DATA TO PROCESS »

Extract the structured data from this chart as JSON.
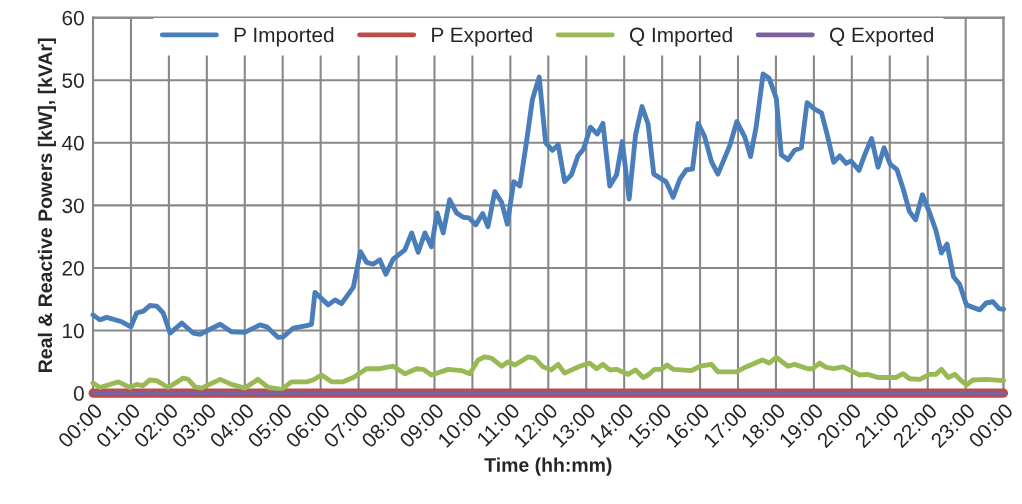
{
  "chart_data": {
    "type": "line",
    "xlabel": "Time (hh:mm)",
    "ylabel": "Real & Reactive Powers [kW], [kVAr]",
    "xlim": [
      0,
      24
    ],
    "ylim": [
      0,
      60
    ],
    "yticks": [
      0,
      10,
      20,
      30,
      40,
      50,
      60
    ],
    "xticks": [
      {
        "value": 0,
        "label": "00:00"
      },
      {
        "value": 1,
        "label": "01:00"
      },
      {
        "value": 2,
        "label": "02:00"
      },
      {
        "value": 3,
        "label": "03:00"
      },
      {
        "value": 4,
        "label": "04:00"
      },
      {
        "value": 5,
        "label": "05:00"
      },
      {
        "value": 6,
        "label": "06:00"
      },
      {
        "value": 7,
        "label": "07:00"
      },
      {
        "value": 8,
        "label": "08:00"
      },
      {
        "value": 9,
        "label": "09:00"
      },
      {
        "value": 10,
        "label": "10:00"
      },
      {
        "value": 11,
        "label": "11:00"
      },
      {
        "value": 12,
        "label": "12:00"
      },
      {
        "value": 13,
        "label": "13:00"
      },
      {
        "value": 14,
        "label": "14:00"
      },
      {
        "value": 15,
        "label": "15:00"
      },
      {
        "value": 16,
        "label": "16:00"
      },
      {
        "value": 17,
        "label": "17:00"
      },
      {
        "value": 18,
        "label": "18:00"
      },
      {
        "value": 19,
        "label": "19:00"
      },
      {
        "value": 20,
        "label": "20:00"
      },
      {
        "value": 21,
        "label": "21:00"
      },
      {
        "value": 22,
        "label": "22:00"
      },
      {
        "value": 23,
        "label": "23:00"
      },
      {
        "value": 24,
        "label": "00:00"
      }
    ],
    "grid": true,
    "legend": "top",
    "marker": "none",
    "line_style": "solid",
    "series": [
      {
        "name": "P Imported",
        "color": "#4a7ebb",
        "x": [
          0,
          0.18,
          0.36,
          0.76,
          1.0,
          1.15,
          1.33,
          1.5,
          1.68,
          1.85,
          2.03,
          2.34,
          2.64,
          2.82,
          3.35,
          3.65,
          4.0,
          4.4,
          4.58,
          4.88,
          5.01,
          5.28,
          5.63,
          5.76,
          5.85,
          6.2,
          6.38,
          6.55,
          6.86,
          7.05,
          7.21,
          7.38,
          7.56,
          7.72,
          7.91,
          8.22,
          8.4,
          8.57,
          8.75,
          8.92,
          9.07,
          9.23,
          9.4,
          9.58,
          9.76,
          9.91,
          10.09,
          10.27,
          10.41,
          10.59,
          10.77,
          10.92,
          11.09,
          11.25,
          11.42,
          11.58,
          11.76,
          11.93,
          12.11,
          12.26,
          12.43,
          12.61,
          12.78,
          12.93,
          13.11,
          13.29,
          13.44,
          13.62,
          13.8,
          13.95,
          14.13,
          14.3,
          14.47,
          14.63,
          14.78,
          15.1,
          15.29,
          15.46,
          15.64,
          15.8,
          15.95,
          16.12,
          16.3,
          16.47,
          16.78,
          16.97,
          17.18,
          17.33,
          17.48,
          17.66,
          17.82,
          18.01,
          18.14,
          18.32,
          18.49,
          18.67,
          18.82,
          19.02,
          19.2,
          19.35,
          19.52,
          19.68,
          19.85,
          19.98,
          20.19,
          20.34,
          20.52,
          20.69,
          20.85,
          21.01,
          21.19,
          21.35,
          21.52,
          21.68,
          21.86,
          22.05,
          22.21,
          22.36,
          22.51,
          22.68,
          22.84,
          23.02,
          23.19,
          23.37,
          23.54,
          23.72,
          23.88,
          24.0
        ],
        "values": [
          12.5,
          11.7,
          12.1,
          11.4,
          10.6,
          12.8,
          13.1,
          14.0,
          13.9,
          12.8,
          9.6,
          11.2,
          9.6,
          9.4,
          11.0,
          9.8,
          9.7,
          10.9,
          10.6,
          8.9,
          9.0,
          10.4,
          10.8,
          11.0,
          16.1,
          14.1,
          14.9,
          14.3,
          16.9,
          22.6,
          20.9,
          20.6,
          21.3,
          19.0,
          21.4,
          22.9,
          25.6,
          22.5,
          25.6,
          23.4,
          28.8,
          25.6,
          30.9,
          28.8,
          28.1,
          28.0,
          26.9,
          28.7,
          26.6,
          32.2,
          30.5,
          27.0,
          33.8,
          33.1,
          39.9,
          46.9,
          50.5,
          40.0,
          38.8,
          39.7,
          33.8,
          34.9,
          37.9,
          39.0,
          42.5,
          41.4,
          43.1,
          33.1,
          34.9,
          40.2,
          31.0,
          41.3,
          45.8,
          43.0,
          35.0,
          33.8,
          31.3,
          34.1,
          35.7,
          35.8,
          43.1,
          41.0,
          37.0,
          35.0,
          39.5,
          43.4,
          40.9,
          37.8,
          42.6,
          51.0,
          50.3,
          47.1,
          38.1,
          37.3,
          38.8,
          39.2,
          46.4,
          45.4,
          44.8,
          41.3,
          36.9,
          37.9,
          36.7,
          37.1,
          35.6,
          38.1,
          40.7,
          36.1,
          39.2,
          36.6,
          35.7,
          32.7,
          29.0,
          27.7,
          31.7,
          28.8,
          26.1,
          22.4,
          23.8,
          18.6,
          17.4,
          14.1,
          13.7,
          13.3,
          14.4,
          14.6,
          13.5,
          13.4
        ]
      },
      {
        "name": "P Exported",
        "color": "#be4b48",
        "x": [
          0,
          24
        ],
        "values": [
          0,
          0
        ]
      },
      {
        "name": "Q Imported",
        "color": "#98b954",
        "x": [
          0,
          0.18,
          0.67,
          0.97,
          1.15,
          1.32,
          1.5,
          1.68,
          1.98,
          2.38,
          2.51,
          2.69,
          2.86,
          3.35,
          3.65,
          4.0,
          4.35,
          4.62,
          4.97,
          5.23,
          5.63,
          5.8,
          6.02,
          6.29,
          6.59,
          6.86,
          7.21,
          7.56,
          7.91,
          8.22,
          8.53,
          8.7,
          8.92,
          9.36,
          9.71,
          9.93,
          10.15,
          10.33,
          10.5,
          10.77,
          10.94,
          11.12,
          11.47,
          11.64,
          11.86,
          12.08,
          12.26,
          12.43,
          12.83,
          13.09,
          13.27,
          13.44,
          13.62,
          13.8,
          14.1,
          14.3,
          14.5,
          14.63,
          14.8,
          14.98,
          15.13,
          15.29,
          15.77,
          16.0,
          16.3,
          16.47,
          16.96,
          17.18,
          17.64,
          17.82,
          18.01,
          18.32,
          18.49,
          18.84,
          18.97,
          19.15,
          19.33,
          19.52,
          19.77,
          20.21,
          20.42,
          20.69,
          21.17,
          21.35,
          21.52,
          21.79,
          22.05,
          22.21,
          22.36,
          22.54,
          22.71,
          22.88,
          23.03,
          23.19,
          23.54,
          24.0
        ],
        "values": [
          1.6,
          0.9,
          1.8,
          0.9,
          1.4,
          1.2,
          2.1,
          2.0,
          0.9,
          2.4,
          2.2,
          1.0,
          0.8,
          2.2,
          1.4,
          0.8,
          2.2,
          0.9,
          0.6,
          1.8,
          1.8,
          2.1,
          2.9,
          1.8,
          1.8,
          2.5,
          3.9,
          3.9,
          4.3,
          3.1,
          3.9,
          3.8,
          2.9,
          3.8,
          3.6,
          3.1,
          5.3,
          5.8,
          5.6,
          4.3,
          5.0,
          4.5,
          5.8,
          5.6,
          4.2,
          3.7,
          4.6,
          3.2,
          4.3,
          4.8,
          3.9,
          4.6,
          3.7,
          3.8,
          3.0,
          3.7,
          2.5,
          2.9,
          3.8,
          3.8,
          4.5,
          3.8,
          3.6,
          4.3,
          4.6,
          3.4,
          3.4,
          4.1,
          5.3,
          4.8,
          5.7,
          4.3,
          4.6,
          3.9,
          3.9,
          4.8,
          4.1,
          3.9,
          4.2,
          2.9,
          3.0,
          2.5,
          2.5,
          3.1,
          2.3,
          2.2,
          3.0,
          3.0,
          3.8,
          2.5,
          3.0,
          2.0,
          1.3,
          2.1,
          2.2,
          2.0
        ]
      },
      {
        "name": "Q Exported",
        "color": "#7d60a0",
        "x": [
          0,
          24
        ],
        "values": [
          0,
          0
        ]
      }
    ]
  }
}
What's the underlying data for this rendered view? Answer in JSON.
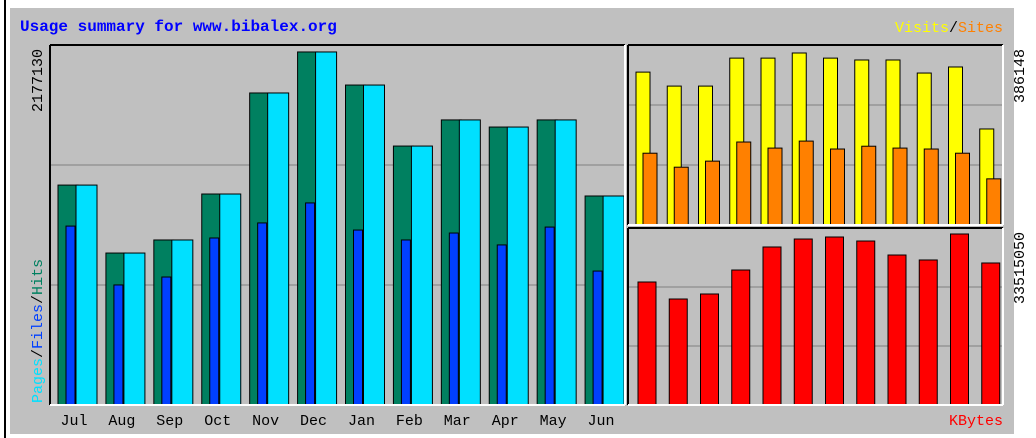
{
  "chart_data": [
    {
      "type": "bar",
      "title": "Usage summary for www.bibalex.org",
      "legend_separator": "/",
      "categories": [
        "Jul",
        "Aug",
        "Sep",
        "Oct",
        "Nov",
        "Dec",
        "Jan",
        "Feb",
        "Mar",
        "Apr",
        "May",
        "Jun"
      ],
      "series": [
        {
          "name": "Pages",
          "color": "#00e0ff",
          "values": [
            1330000,
            919000,
            998000,
            1276000,
            1887000,
            2135000,
            1935000,
            1566000,
            1724000,
            1681000,
            1724000,
            1264000
          ]
        },
        {
          "name": "Files",
          "color": "#0040ff",
          "values": [
            1082000,
            726000,
            774000,
            1010000,
            1101000,
            1222000,
            1058000,
            998000,
            1040000,
            968000,
            1076000,
            810000
          ]
        },
        {
          "name": "Hits",
          "color": "#008060",
          "values": [
            1330000,
            919000,
            998000,
            1276000,
            1887000,
            2135000,
            1935000,
            1566000,
            1724000,
            1681000,
            1724000,
            1264000
          ]
        }
      ],
      "ylim": [
        0,
        2177130
      ],
      "yticks": [
        2177130
      ]
    },
    {
      "type": "bar",
      "legend_separator": "/",
      "series": [
        {
          "name": "Visits",
          "color": "#ffff00",
          "values": [
            328000,
            298000,
            298000,
            358000,
            358000,
            369000,
            358000,
            354000,
            354000,
            326000,
            339000,
            206000
          ]
        },
        {
          "name": "Sites",
          "color": "#ff8000",
          "values": [
            154000,
            124000,
            137000,
            178000,
            165000,
            180000,
            163000,
            169000,
            165000,
            163000,
            154000,
            99000
          ]
        }
      ],
      "ylim": [
        0,
        386148
      ],
      "yticks": [
        386148
      ]
    },
    {
      "type": "bar",
      "series": [
        {
          "name": "KBytes",
          "color": "#ff0000",
          "values": [
            23290000,
            20070000,
            21020000,
            25560000,
            29920000,
            31430000,
            31810000,
            31050000,
            28400000,
            27460000,
            32380000,
            26890000
          ]
        }
      ],
      "ylim": [
        0,
        33515050
      ],
      "yticks": [
        33515050
      ]
    }
  ]
}
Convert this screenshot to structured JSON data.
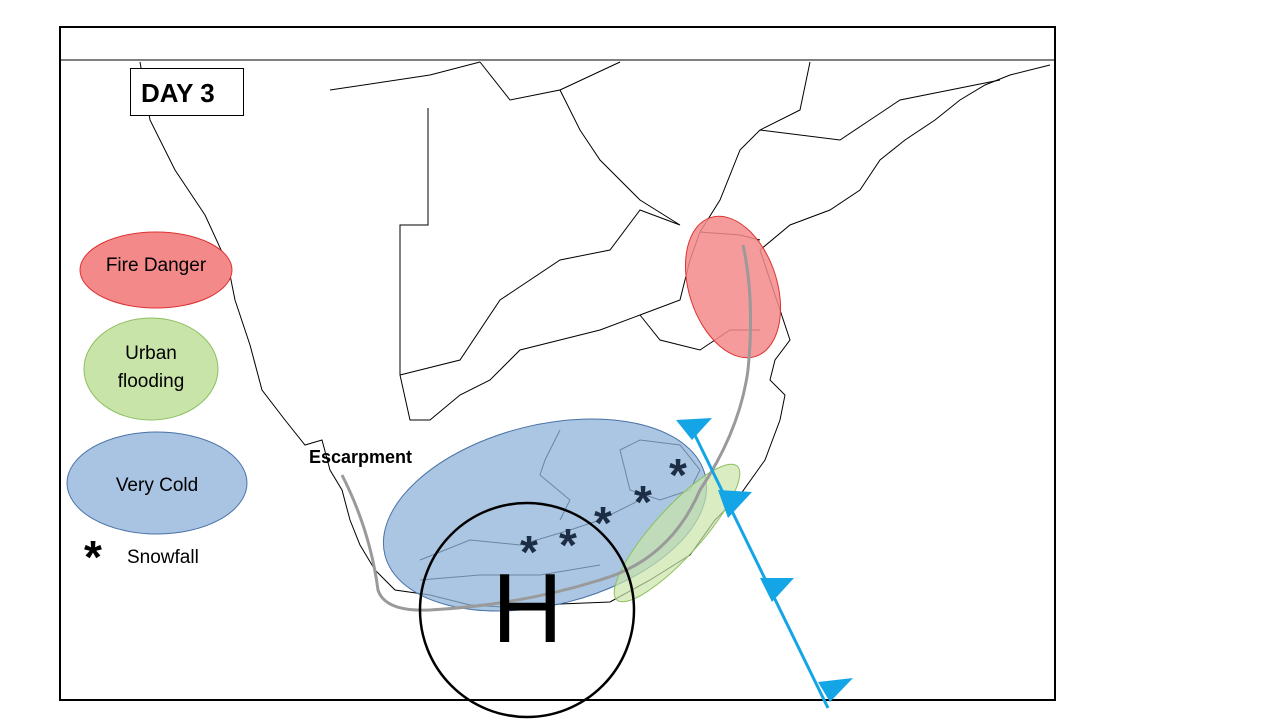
{
  "title": "DAY 3",
  "legend": {
    "fire": {
      "label": "Fire Danger",
      "color": "#f4898a"
    },
    "flood": {
      "label_line1": "Urban",
      "label_line2": "flooding",
      "color": "#c9e4a8"
    },
    "cold": {
      "label": "Very Cold",
      "color": "#8fb3d8"
    },
    "snow": {
      "label": "Snowfall",
      "symbol": "*"
    }
  },
  "labels": {
    "escarpment": "Escarpment",
    "high_pressure": "H"
  },
  "colors": {
    "front": "#14a5e6",
    "escarpment_line": "#9a9a9a",
    "snow_symbol": "#1c2e45"
  }
}
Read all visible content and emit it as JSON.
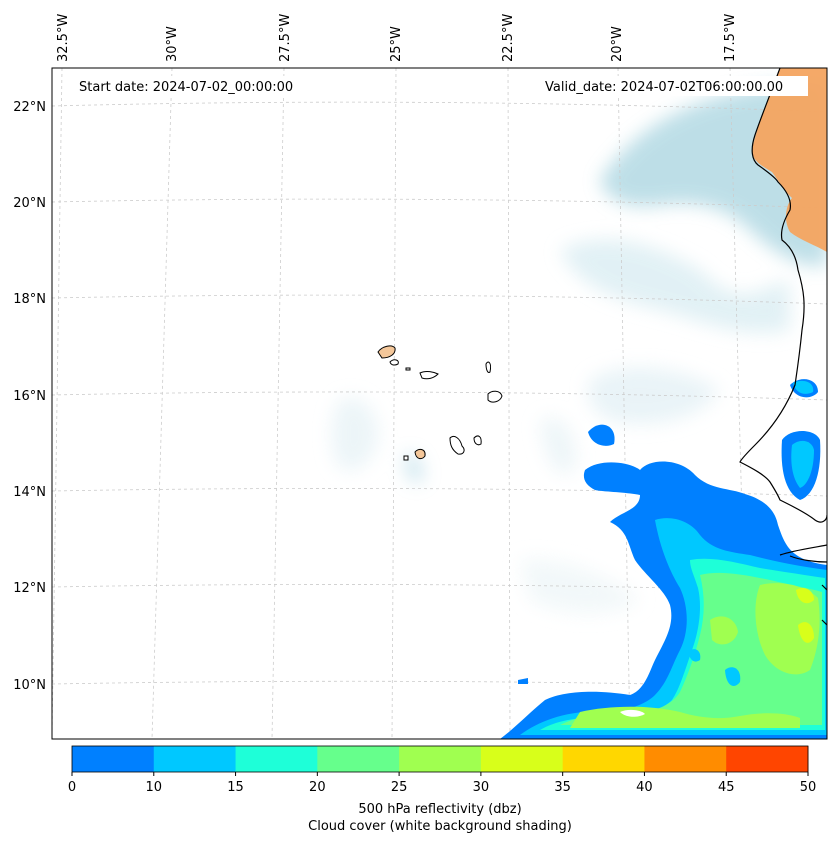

AIM » Which lines hold the word "title"? Copy each of them from the records.

THE RESULT »
      "title": "Usage summary for www.bibalex.org",
  "title": "DAY 3",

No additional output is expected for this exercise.